_MATERIAL SUPPLIED_
****
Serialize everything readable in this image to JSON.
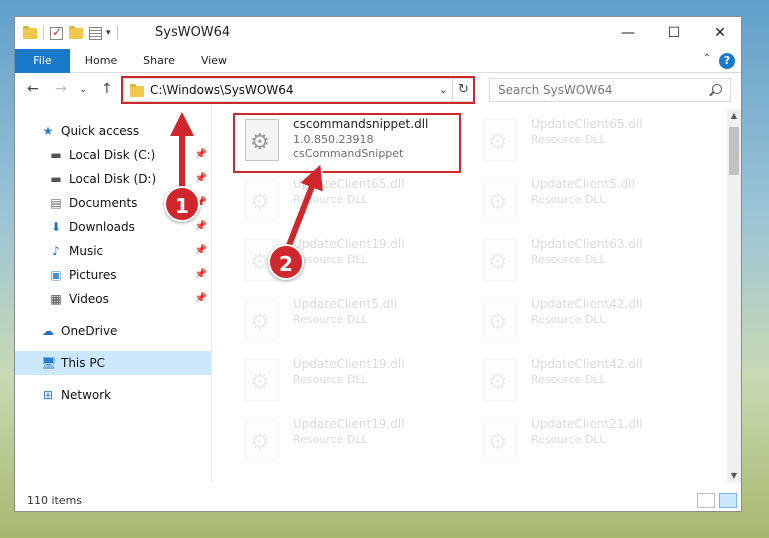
{
  "window": {
    "title": "SysWOW64",
    "minimize_glyph": "—",
    "maximize_glyph": "☐",
    "close_glyph": "✕"
  },
  "ribbon": {
    "tabs": [
      "File",
      "Home",
      "Share",
      "View"
    ],
    "help_glyph": "?",
    "collapse_glyph": "⌃"
  },
  "nav": {
    "back_glyph": "←",
    "forward_glyph": "→",
    "recent_glyph": "⌄",
    "up_glyph": "↑",
    "address_path": "C:\\Windows\\SysWOW64",
    "address_drop_glyph": "⌄",
    "refresh_glyph": "↻",
    "search_placeholder": "Search SysWOW64"
  },
  "sidebar": {
    "items": [
      {
        "label": "Quick access",
        "icon": "star-icon",
        "glyph": "★",
        "color": "#2b7cd3",
        "pinned": false
      },
      {
        "label": "Local Disk (C:)",
        "icon": "drive-icon",
        "glyph": "▬",
        "color": "#555555",
        "pinned": true
      },
      {
        "label": "Local Disk (D:)",
        "icon": "drive-icon",
        "glyph": "▬",
        "color": "#555555",
        "pinned": true
      },
      {
        "label": "Documents",
        "icon": "documents-icon",
        "glyph": "▤",
        "color": "#6a6a6a",
        "pinned": true
      },
      {
        "label": "Downloads",
        "icon": "download-icon",
        "glyph": "⬇",
        "color": "#1f6fc4",
        "pinned": true
      },
      {
        "label": "Music",
        "icon": "music-icon",
        "glyph": "♪",
        "color": "#1f6fc4",
        "pinned": true
      },
      {
        "label": "Pictures",
        "icon": "pictures-icon",
        "glyph": "▣",
        "color": "#4a8fc9",
        "pinned": true
      },
      {
        "label": "Videos",
        "icon": "video-icon",
        "glyph": "▦",
        "color": "#444444",
        "pinned": true
      },
      {
        "label": "OneDrive",
        "icon": "cloud-icon",
        "glyph": "☁",
        "color": "#1f6fc4",
        "pinned": false
      },
      {
        "label": "This PC",
        "icon": "computer-icon",
        "glyph": "🖥",
        "color": "#2b7cd3",
        "pinned": false
      },
      {
        "label": "Network",
        "icon": "network-icon",
        "glyph": "⊞",
        "color": "#2b7cd3",
        "pinned": false
      }
    ],
    "pin_glyph": "📌"
  },
  "files": [
    {
      "name": "cscommandsnippet.dll",
      "version": "1.0.850.23918",
      "description": "csCommandSnippet",
      "faded": false
    },
    {
      "name": "UpdateClient65.dll",
      "version": "Resource DLL",
      "description": "",
      "faded": true
    },
    {
      "name": "UpdateClient65.dll",
      "version": "Resource DLL",
      "description": "",
      "faded": true
    },
    {
      "name": "UpdateClient5.dll",
      "version": "Resource DLL",
      "description": "",
      "faded": true
    },
    {
      "name": "UpdateClient19.dll",
      "version": "Resource DLL",
      "description": "",
      "faded": true
    },
    {
      "name": "UpdateClient63.dll",
      "version": "Resource DLL",
      "description": "",
      "faded": true
    },
    {
      "name": "UpdateClient5.dll",
      "version": "Resource DLL",
      "description": "",
      "faded": true
    },
    {
      "name": "UpdateClient42.dll",
      "version": "Resource DLL",
      "description": "",
      "faded": true
    },
    {
      "name": "UpdateClient19.dll",
      "version": "Resource DLL",
      "description": "",
      "faded": true
    },
    {
      "name": "UpdateClient42.dll",
      "version": "Resource DLL",
      "description": "",
      "faded": true
    },
    {
      "name": "UpdateClient19.dll",
      "version": "Resource DLL",
      "description": "",
      "faded": true
    },
    {
      "name": "UpdateClient21.dll",
      "version": "Resource DLL",
      "description": "",
      "faded": true
    }
  ],
  "scroll": {
    "up_glyph": "▲",
    "down_glyph": "▼"
  },
  "status": {
    "item_count": "110 items"
  },
  "callouts": {
    "step1": "1",
    "step2": "2",
    "color": "#d0272d"
  }
}
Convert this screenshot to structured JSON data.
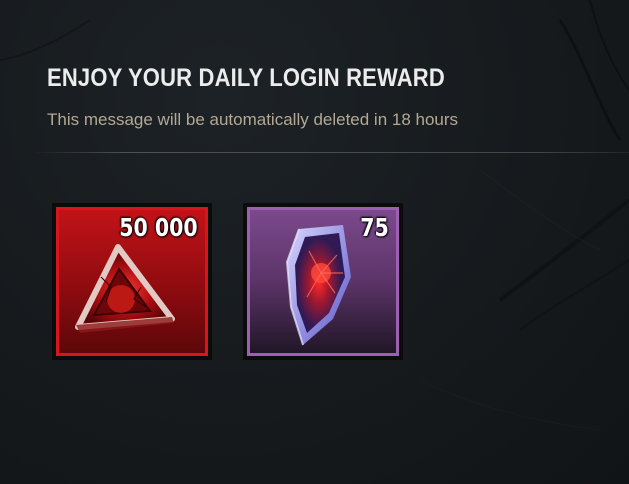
{
  "header": {
    "title": "ENJOY YOUR DAILY LOGIN REWARD",
    "subtitle": "This message will be automatically deleted in 18 hours"
  },
  "rewards": [
    {
      "amount": "50 000",
      "icon": "bloodpoints-icon",
      "frame_color": "#c31318"
    },
    {
      "amount": "75",
      "icon": "iridescent-shards-icon",
      "frame_color": "#7d4a8e"
    }
  ],
  "colors": {
    "background": "#161a1d",
    "title": "#ececec",
    "subtitle": "#b3a994"
  }
}
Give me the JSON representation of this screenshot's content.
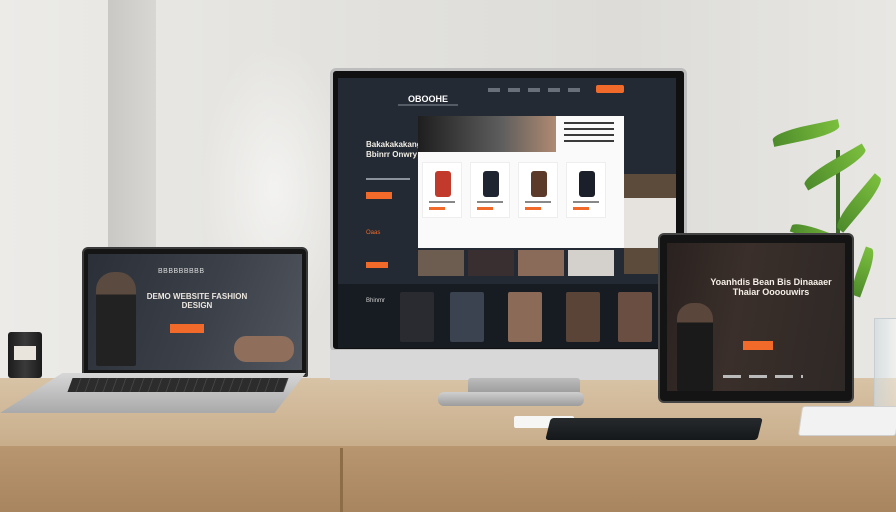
{
  "scene": {
    "description_free": true
  },
  "laptop": {
    "logo": "BBBBBBBBB",
    "headline": "DEMO WEBSITE FASHION DESIGN",
    "cta": ""
  },
  "monitor": {
    "logo": "OBOOHE",
    "hero_text": "Bakakakakang Bbinrr Onwry",
    "section_label": "Oaas",
    "strip_label": "Bhinmr",
    "products": [
      {
        "color": "#c23a2b"
      },
      {
        "color": "#1e2430"
      },
      {
        "color": "#5b3a2a"
      },
      {
        "color": "#1a1f2a"
      }
    ],
    "thumbs": [
      "#6d5d50",
      "#3a2f30",
      "#8a6b5a",
      "#d4d0cc"
    ],
    "strip_tiles": [
      "#2a2b30",
      "#3b4250",
      "#8b6a58",
      "#5a4438",
      "#4a3a33",
      "#6b4e42"
    ]
  },
  "tablet": {
    "headline": "Yoanhdis Bean Bis Dinaaaer Thaiar Oooouwirs",
    "cta": ""
  },
  "colors": {
    "accent": "#f26a2a",
    "desk": "#c8ad8a"
  }
}
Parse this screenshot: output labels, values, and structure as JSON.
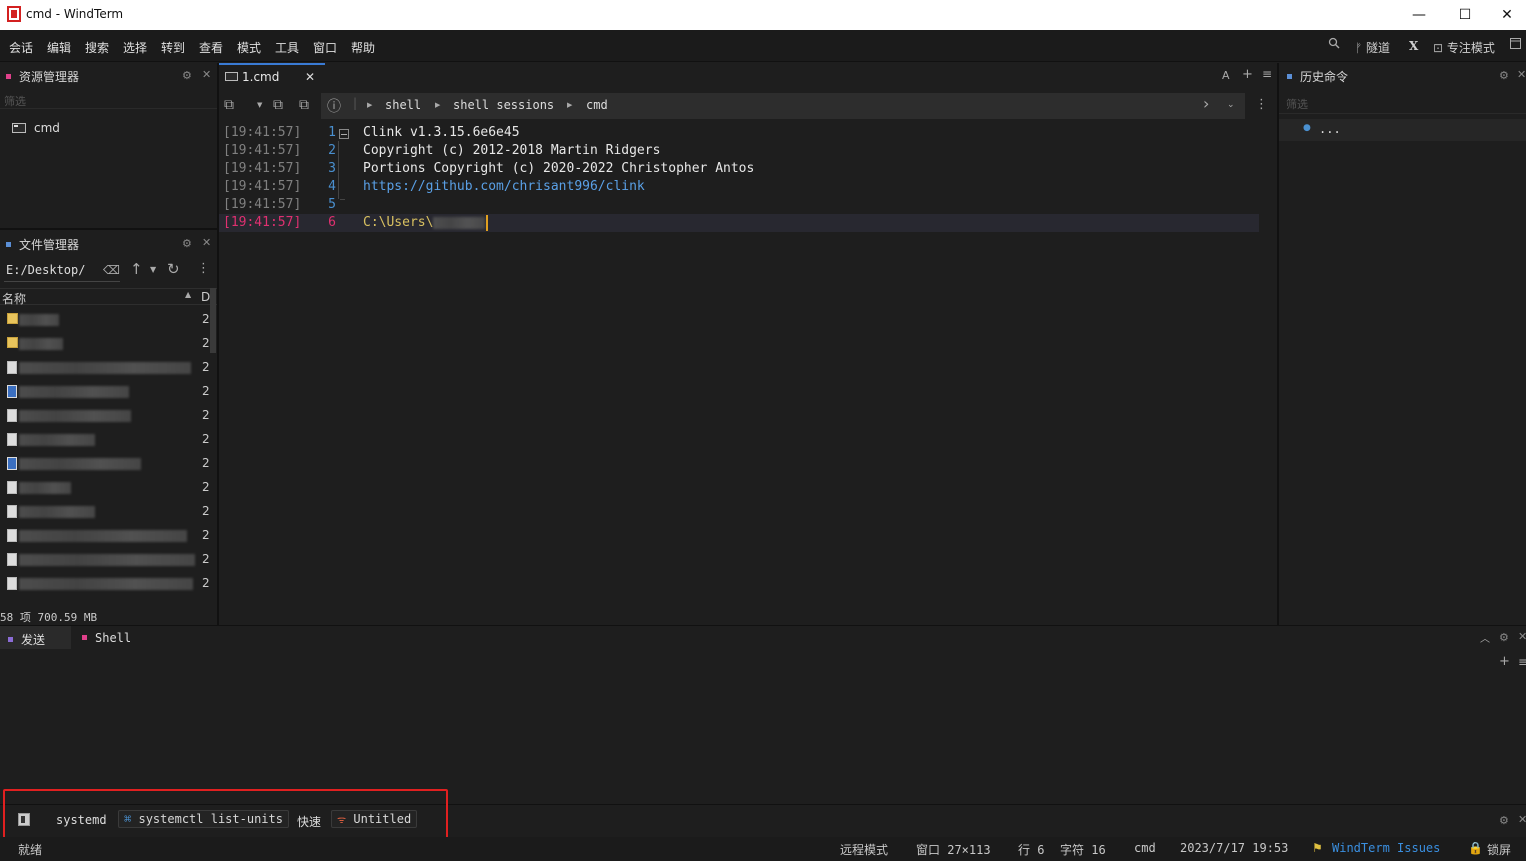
****
_BRIEF_
Check each line above for the word "JSON" and give the number of lines that have it, nothing else.

_WRITTEN SOLUTION_
4